== Set task ==
Identify and copy all lines of the material where the string "title" is found.

Data items
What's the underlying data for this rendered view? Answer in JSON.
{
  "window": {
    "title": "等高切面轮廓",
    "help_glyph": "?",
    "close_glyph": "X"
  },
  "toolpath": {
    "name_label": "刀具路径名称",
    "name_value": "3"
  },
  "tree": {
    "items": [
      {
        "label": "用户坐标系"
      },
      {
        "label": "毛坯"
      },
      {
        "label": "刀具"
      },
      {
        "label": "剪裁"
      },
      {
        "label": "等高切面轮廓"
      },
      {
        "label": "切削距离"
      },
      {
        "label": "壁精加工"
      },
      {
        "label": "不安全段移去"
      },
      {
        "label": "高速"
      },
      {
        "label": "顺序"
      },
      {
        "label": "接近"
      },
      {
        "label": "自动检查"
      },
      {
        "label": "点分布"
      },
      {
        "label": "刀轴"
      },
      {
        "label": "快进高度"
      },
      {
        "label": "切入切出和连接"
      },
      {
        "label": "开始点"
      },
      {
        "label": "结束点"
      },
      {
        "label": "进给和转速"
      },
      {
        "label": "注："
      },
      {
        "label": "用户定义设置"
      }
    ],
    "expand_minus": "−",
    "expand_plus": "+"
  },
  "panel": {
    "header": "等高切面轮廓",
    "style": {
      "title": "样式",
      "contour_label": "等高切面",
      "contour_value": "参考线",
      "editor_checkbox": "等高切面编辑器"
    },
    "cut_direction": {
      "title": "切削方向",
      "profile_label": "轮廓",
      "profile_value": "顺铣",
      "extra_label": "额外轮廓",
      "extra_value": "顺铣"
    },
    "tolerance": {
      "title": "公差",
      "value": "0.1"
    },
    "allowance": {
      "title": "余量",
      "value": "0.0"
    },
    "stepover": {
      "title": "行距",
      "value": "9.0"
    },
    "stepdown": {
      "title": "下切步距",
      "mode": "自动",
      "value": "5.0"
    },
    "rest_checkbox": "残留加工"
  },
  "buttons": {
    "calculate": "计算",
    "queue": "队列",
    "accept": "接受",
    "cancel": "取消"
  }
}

== Solution for this problem ==
    "title": "等高切面轮廓",
      "title": "样式",
      "title": "切削方向",
      "title": "公差",
      "title": "余量",
      "title": "行距",
      "title": "下切步距",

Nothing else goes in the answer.